**Set exercise:** Without the pictures, give the entries below again exactly as written.
--- begin Dataset entries ---
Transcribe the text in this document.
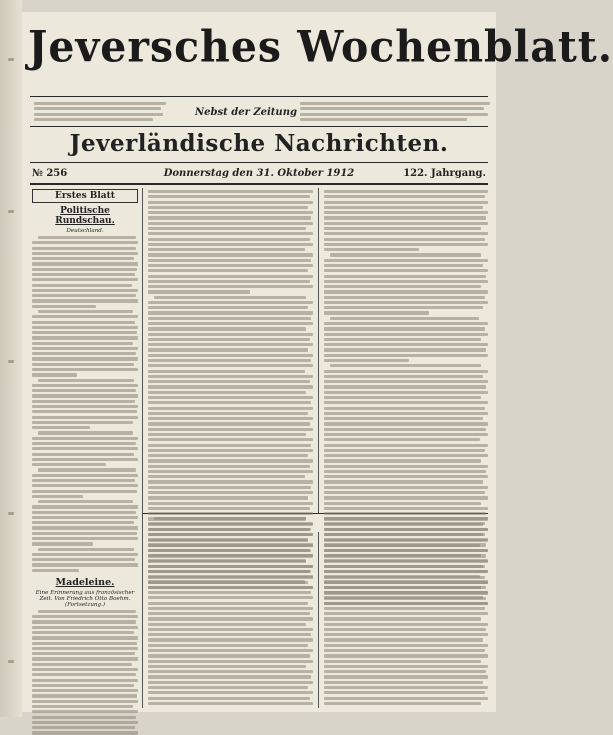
Jeversches Wochenblatt.
Nebst der Zeitung
Jeverländische Nachrichten.
№ 256	Donnerstag den 31. Oktober 1912	122. Jahrgang.
Erstes Blatt
Politische Rundschau.
Deutschland.
Madeleine.
Eine Erinnerung aus französischer Zeit. Von Friedrich Otto Boehm. (Fortsetzung.)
--- end Dataset entries ---
**Written response:**
Transcribe the text in this document.
Jeversches Wochenblatt.
Nebst der Zeitung
Jeverländische Nachrichten.
№ 256	Donnerstag den 31. Oktober 1912	122. Jahrgang.
Erstes Blatt
Politische Rundschau.
Deutschland.
Madeleine.
Eine Erinnerung aus französischer Zeit. Von Friedrich Otto Boehm. (Fortsetzung.)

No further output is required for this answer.